■ Source data ■
_ _ _ _ _

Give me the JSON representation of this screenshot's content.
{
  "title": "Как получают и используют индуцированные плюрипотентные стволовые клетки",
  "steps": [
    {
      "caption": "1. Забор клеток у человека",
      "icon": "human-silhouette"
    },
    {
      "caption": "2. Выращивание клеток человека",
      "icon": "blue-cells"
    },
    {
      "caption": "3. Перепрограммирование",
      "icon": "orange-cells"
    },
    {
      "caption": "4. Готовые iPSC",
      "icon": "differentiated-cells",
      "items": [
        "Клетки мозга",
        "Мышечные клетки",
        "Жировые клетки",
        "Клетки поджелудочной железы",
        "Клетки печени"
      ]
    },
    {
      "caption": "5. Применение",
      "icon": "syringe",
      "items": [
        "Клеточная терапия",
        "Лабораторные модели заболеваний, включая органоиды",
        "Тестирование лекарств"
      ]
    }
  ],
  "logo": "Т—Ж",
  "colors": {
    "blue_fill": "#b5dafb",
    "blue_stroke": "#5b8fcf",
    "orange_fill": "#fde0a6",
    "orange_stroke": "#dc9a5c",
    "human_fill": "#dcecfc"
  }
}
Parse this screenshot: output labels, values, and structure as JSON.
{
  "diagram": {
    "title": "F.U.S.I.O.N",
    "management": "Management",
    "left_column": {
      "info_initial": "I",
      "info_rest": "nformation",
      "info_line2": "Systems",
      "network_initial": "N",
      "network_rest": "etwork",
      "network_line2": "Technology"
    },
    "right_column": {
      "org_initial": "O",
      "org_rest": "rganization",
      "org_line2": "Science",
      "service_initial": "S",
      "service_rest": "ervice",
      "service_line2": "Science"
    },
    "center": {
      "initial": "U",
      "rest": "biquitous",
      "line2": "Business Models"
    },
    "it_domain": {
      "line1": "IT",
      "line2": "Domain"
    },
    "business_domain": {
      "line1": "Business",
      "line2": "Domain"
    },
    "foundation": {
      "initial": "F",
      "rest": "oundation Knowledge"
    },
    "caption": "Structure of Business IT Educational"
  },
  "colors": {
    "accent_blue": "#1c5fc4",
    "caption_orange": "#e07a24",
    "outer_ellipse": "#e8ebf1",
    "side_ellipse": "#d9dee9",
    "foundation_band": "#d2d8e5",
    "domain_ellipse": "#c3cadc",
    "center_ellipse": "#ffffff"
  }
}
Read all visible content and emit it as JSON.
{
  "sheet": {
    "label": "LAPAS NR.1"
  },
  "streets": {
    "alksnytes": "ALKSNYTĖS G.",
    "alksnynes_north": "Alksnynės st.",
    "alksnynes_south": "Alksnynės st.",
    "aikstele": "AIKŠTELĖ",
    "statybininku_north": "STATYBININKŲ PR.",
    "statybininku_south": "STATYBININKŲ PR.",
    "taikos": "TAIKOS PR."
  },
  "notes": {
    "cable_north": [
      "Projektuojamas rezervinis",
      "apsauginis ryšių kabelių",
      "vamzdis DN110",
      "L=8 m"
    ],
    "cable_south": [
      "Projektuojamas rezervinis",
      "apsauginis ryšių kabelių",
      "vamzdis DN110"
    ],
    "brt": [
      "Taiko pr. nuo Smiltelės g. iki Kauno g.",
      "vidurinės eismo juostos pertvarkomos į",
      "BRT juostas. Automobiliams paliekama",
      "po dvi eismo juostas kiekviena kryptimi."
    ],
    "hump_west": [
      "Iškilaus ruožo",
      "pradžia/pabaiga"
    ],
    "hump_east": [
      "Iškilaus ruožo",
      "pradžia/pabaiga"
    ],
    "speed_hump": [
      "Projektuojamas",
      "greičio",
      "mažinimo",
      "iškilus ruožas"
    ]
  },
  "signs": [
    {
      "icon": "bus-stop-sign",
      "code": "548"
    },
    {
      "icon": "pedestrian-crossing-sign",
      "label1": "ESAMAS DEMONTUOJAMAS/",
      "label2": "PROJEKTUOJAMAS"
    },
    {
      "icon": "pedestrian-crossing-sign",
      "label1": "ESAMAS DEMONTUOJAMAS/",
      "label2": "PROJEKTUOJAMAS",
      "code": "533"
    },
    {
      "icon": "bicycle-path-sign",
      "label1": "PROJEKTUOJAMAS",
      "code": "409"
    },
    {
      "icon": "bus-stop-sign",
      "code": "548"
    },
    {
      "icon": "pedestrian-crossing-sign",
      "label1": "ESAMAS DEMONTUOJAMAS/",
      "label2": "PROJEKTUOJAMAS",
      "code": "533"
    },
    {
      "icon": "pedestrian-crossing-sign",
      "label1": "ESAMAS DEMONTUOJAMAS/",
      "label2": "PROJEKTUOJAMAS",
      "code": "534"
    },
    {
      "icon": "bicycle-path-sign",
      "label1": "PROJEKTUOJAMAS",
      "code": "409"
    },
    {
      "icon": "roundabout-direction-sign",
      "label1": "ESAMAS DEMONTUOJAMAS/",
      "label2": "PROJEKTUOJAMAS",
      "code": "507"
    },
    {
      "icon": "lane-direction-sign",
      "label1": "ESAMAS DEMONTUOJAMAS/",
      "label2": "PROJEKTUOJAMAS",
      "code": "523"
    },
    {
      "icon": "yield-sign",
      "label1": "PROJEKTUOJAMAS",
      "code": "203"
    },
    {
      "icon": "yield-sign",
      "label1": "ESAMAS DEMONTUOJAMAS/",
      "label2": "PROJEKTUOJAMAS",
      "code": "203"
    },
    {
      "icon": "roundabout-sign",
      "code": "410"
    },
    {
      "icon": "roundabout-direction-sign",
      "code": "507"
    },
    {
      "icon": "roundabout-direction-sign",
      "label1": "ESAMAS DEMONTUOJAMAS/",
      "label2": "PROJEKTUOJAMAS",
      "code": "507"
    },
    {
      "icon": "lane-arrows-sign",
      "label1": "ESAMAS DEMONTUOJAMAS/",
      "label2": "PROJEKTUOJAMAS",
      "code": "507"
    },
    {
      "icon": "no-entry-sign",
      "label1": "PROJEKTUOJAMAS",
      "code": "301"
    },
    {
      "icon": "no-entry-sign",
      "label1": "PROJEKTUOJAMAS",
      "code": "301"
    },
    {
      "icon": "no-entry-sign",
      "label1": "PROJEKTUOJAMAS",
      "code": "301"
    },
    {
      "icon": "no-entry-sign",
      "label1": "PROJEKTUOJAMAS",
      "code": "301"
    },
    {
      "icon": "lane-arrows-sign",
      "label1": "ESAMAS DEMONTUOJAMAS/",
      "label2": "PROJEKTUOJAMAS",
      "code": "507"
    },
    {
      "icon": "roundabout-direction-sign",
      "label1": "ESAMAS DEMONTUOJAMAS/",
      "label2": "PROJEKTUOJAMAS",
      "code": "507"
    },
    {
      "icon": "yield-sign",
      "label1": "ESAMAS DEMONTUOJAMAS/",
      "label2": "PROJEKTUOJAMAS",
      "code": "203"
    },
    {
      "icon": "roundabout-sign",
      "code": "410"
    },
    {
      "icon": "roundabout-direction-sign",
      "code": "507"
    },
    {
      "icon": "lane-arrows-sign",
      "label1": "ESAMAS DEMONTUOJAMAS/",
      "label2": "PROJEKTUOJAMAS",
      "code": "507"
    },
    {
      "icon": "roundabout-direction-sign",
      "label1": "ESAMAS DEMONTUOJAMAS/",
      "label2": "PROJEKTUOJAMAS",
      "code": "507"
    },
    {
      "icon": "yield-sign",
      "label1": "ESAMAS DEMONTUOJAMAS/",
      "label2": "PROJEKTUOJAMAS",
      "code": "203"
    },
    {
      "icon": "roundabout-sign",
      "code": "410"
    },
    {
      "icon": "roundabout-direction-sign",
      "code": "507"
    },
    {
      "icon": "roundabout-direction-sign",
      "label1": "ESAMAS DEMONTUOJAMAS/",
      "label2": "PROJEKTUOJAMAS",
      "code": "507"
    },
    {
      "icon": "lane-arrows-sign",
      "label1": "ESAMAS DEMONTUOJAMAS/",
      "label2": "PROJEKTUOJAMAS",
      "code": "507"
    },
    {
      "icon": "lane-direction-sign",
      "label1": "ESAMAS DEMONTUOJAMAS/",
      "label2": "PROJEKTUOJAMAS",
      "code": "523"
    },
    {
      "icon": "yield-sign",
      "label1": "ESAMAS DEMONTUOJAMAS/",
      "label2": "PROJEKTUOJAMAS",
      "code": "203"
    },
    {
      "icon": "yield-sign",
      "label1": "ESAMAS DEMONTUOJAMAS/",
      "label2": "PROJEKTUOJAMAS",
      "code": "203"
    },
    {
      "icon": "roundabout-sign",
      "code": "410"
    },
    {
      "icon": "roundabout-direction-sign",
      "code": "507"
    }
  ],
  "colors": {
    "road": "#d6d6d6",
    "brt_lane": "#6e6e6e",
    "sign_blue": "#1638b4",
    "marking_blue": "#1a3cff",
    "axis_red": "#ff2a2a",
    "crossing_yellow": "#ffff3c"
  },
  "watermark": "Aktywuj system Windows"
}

_ _ _ _ _

■ Problem to work on ■
Reply with the number of lines in the preceding entries that contain "JSON", and no other words.

■ Complete output ■
3